#### WRITTEN EXERCISE
The entire listing is to be repeated verbatim.

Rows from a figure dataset
:::
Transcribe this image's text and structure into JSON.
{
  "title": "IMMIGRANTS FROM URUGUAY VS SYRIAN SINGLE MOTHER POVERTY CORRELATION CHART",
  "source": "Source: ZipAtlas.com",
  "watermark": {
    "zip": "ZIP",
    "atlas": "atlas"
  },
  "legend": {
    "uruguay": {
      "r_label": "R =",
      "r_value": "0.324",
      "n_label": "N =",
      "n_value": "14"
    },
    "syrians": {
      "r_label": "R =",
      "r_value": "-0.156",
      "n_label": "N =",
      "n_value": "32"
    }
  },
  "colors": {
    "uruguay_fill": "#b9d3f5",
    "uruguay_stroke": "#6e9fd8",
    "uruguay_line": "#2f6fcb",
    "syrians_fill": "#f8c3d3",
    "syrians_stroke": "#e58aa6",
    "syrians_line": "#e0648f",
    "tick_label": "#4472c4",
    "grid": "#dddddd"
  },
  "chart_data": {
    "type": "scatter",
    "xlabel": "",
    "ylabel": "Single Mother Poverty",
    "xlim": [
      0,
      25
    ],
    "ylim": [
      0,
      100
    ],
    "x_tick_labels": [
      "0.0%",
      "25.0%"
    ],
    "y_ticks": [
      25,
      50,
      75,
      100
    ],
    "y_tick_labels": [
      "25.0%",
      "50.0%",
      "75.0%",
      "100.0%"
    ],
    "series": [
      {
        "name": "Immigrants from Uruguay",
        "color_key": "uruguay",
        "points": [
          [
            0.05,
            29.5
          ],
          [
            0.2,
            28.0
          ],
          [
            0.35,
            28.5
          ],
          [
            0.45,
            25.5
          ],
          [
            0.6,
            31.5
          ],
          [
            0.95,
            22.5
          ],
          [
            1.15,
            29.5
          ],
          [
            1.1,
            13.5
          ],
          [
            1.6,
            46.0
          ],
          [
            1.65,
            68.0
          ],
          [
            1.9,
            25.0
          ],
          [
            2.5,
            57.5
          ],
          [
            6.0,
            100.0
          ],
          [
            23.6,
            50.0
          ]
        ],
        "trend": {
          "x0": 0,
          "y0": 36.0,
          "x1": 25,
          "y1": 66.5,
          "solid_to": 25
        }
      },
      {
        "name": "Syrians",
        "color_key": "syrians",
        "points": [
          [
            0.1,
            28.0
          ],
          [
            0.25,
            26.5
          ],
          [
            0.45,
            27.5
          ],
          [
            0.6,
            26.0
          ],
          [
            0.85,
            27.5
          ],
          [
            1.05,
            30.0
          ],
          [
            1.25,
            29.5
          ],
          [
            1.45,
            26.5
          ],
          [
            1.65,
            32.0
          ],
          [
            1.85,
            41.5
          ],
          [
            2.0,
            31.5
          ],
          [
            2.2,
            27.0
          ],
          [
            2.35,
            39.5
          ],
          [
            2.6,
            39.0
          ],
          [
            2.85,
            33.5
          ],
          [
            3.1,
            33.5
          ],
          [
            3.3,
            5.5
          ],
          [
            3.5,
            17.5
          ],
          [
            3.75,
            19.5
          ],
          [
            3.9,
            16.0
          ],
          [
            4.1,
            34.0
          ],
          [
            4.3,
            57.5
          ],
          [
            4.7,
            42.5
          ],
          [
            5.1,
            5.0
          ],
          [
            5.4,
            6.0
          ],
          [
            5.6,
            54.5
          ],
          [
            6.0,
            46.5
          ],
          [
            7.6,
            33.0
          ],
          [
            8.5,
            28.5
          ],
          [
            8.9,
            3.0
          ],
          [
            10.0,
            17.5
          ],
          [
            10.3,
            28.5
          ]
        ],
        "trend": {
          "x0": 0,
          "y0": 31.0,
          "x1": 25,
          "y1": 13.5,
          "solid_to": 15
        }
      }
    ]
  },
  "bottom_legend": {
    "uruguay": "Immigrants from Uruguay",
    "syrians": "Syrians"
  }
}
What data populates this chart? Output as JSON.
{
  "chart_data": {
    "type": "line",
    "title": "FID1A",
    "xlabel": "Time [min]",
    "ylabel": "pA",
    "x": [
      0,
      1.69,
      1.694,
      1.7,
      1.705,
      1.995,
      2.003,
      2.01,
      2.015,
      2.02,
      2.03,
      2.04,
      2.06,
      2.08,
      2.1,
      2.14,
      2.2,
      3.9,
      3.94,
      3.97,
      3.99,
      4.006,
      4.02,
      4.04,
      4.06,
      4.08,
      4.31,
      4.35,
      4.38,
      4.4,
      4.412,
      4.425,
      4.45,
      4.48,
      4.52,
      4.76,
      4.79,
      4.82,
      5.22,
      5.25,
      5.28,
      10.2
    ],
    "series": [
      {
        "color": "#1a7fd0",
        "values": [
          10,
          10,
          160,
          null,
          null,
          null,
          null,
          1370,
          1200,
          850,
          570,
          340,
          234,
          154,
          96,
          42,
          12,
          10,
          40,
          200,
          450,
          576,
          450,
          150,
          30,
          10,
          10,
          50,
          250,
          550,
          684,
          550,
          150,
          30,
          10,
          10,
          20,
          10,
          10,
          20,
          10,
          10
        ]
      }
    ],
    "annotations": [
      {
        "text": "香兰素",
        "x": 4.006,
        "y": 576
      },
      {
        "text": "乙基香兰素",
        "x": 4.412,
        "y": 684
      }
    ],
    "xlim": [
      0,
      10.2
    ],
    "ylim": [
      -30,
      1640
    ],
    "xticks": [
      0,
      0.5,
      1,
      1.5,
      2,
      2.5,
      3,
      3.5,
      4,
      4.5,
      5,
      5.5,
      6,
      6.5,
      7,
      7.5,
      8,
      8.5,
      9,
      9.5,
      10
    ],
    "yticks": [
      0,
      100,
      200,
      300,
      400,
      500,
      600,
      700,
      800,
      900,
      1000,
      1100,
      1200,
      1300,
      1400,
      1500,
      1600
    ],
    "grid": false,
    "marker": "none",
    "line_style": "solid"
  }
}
:::
#### EXERCISE RESULT
Transcribe this image's text and structure into JSON.
{
  "title": "IMMIGRANTS FROM URUGUAY VS SYRIAN SINGLE MOTHER POVERTY CORRELATION CHART",
  "source": "Source: ZipAtlas.com",
  "watermark": {
    "zip": "ZIP",
    "atlas": "atlas"
  },
  "legend": {
    "uruguay": {
      "r_label": "R =",
      "r_value": "0.324",
      "n_label": "N =",
      "n_value": "14"
    },
    "syrians": {
      "r_label": "R =",
      "r_value": "-0.156",
      "n_label": "N =",
      "n_value": "32"
    }
  },
  "colors": {
    "uruguay_fill": "#b9d3f5",
    "uruguay_stroke": "#6e9fd8",
    "uruguay_line": "#2f6fcb",
    "syrians_fill": "#f8c3d3",
    "syrians_stroke": "#e58aa6",
    "syrians_line": "#e0648f",
    "tick_label": "#4472c4",
    "grid": "#dddddd"
  },
  "chart_data": {
    "type": "scatter",
    "xlabel": "",
    "ylabel": "Single Mother Poverty",
    "xlim": [
      0,
      25
    ],
    "ylim": [
      0,
      100
    ],
    "x_tick_labels": [
      "0.0%",
      "25.0%"
    ],
    "y_ticks": [
      25,
      50,
      75,
      100
    ],
    "y_tick_labels": [
      "25.0%",
      "50.0%",
      "75.0%",
      "100.0%"
    ],
    "series": [
      {
        "name": "Immigrants from Uruguay",
        "color_key": "uruguay",
        "points": [
          [
            0.05,
            29.5
          ],
          [
            0.2,
            28.0
          ],
          [
            0.35,
            28.5
          ],
          [
            0.45,
            25.5
          ],
          [
            0.6,
            31.5
          ],
          [
            0.95,
            22.5
          ],
          [
            1.15,
            29.5
          ],
          [
            1.1,
            13.5
          ],
          [
            1.6,
            46.0
          ],
          [
            1.65,
            68.0
          ],
          [
            1.9,
            25.0
          ],
          [
            2.5,
            57.5
          ],
          [
            6.0,
            100.0
          ],
          [
            23.6,
            50.0
          ]
        ],
        "trend": {
          "x0": 0,
          "y0": 36.0,
          "x1": 25,
          "y1": 66.5,
          "solid_to": 25
        }
      },
      {
        "name": "Syrians",
        "color_key": "syrians",
        "points": [
          [
            0.1,
            28.0
          ],
          [
            0.25,
            26.5
          ],
          [
            0.45,
            27.5
          ],
          [
            0.6,
            26.0
          ],
          [
            0.85,
            27.5
          ],
          [
            1.05,
            30.0
          ],
          [
            1.25,
            29.5
          ],
          [
            1.45,
            26.5
          ],
          [
            1.65,
            32.0
          ],
          [
            1.85,
            41.5
          ],
          [
            2.0,
            31.5
          ],
          [
            2.2,
            27.0
          ],
          [
            2.35,
            39.5
          ],
          [
            2.6,
            39.0
          ],
          [
            2.85,
            33.5
          ],
          [
            3.1,
            33.5
          ],
          [
            3.3,
            5.5
          ],
          [
            3.5,
            17.5
          ],
          [
            3.75,
            19.5
          ],
          [
            3.9,
            16.0
          ],
          [
            4.1,
            34.0
          ],
          [
            4.3,
            57.5
          ],
          [
            4.7,
            42.5
          ],
          [
            5.1,
            5.0
          ],
          [
            5.4,
            6.0
          ],
          [
            5.6,
            54.5
          ],
          [
            6.0,
            46.5
          ],
          [
            7.6,
            33.0
          ],
          [
            8.5,
            28.5
          ],
          [
            8.9,
            3.0
          ],
          [
            10.0,
            17.5
          ],
          [
            10.3,
            28.5
          ]
        ],
        "trend": {
          "x0": 0,
          "y0": 31.0,
          "x1": 25,
          "y1": 13.5,
          "solid_to": 15
        }
      }
    ]
  },
  "bottom_legend": {
    "uruguay": "Immigrants from Uruguay",
    "syrians": "Syrians"
  }
}
What data populates this chart? Output as JSON.
{
  "chart_data": {
    "type": "line",
    "title": "FID1A",
    "xlabel": "Time [min]",
    "ylabel": "pA",
    "x": [
      0,
      1.69,
      1.694,
      1.7,
      1.705,
      1.995,
      2.003,
      2.01,
      2.015,
      2.02,
      2.03,
      2.04,
      2.06,
      2.08,
      2.1,
      2.14,
      2.2,
      3.9,
      3.94,
      3.97,
      3.99,
      4.006,
      4.02,
      4.04,
      4.06,
      4.08,
      4.31,
      4.35,
      4.38,
      4.4,
      4.412,
      4.425,
      4.45,
      4.48,
      4.52,
      4.76,
      4.79,
      4.82,
      5.22,
      5.25,
      5.28,
      10.2
    ],
    "series": [
      {
        "color": "#1a7fd0",
        "values": [
          10,
          10,
          160,
          null,
          null,
          null,
          null,
          1370,
          1200,
          850,
          570,
          340,
          234,
          154,
          96,
          42,
          12,
          10,
          40,
          200,
          450,
          576,
          450,
          150,
          30,
          10,
          10,
          50,
          250,
          550,
          684,
          550,
          150,
          30,
          10,
          10,
          20,
          10,
          10,
          20,
          10,
          10
        ]
      }
    ],
    "annotations": [
      {
        "text": "香兰素",
        "x": 4.006,
        "y": 576
      },
      {
        "text": "乙基香兰素",
        "x": 4.412,
        "y": 684
      }
    ],
    "xlim": [
      0,
      10.2
    ],
    "ylim": [
      -30,
      1640
    ],
    "xticks": [
      0,
      0.5,
      1,
      1.5,
      2,
      2.5,
      3,
      3.5,
      4,
      4.5,
      5,
      5.5,
      6,
      6.5,
      7,
      7.5,
      8,
      8.5,
      9,
      9.5,
      10
    ],
    "yticks": [
      0,
      100,
      200,
      300,
      400,
      500,
      600,
      700,
      800,
      900,
      1000,
      1100,
      1200,
      1300,
      1400,
      1500,
      1600
    ],
    "grid": false,
    "marker": "none",
    "line_style": "solid"
  }
}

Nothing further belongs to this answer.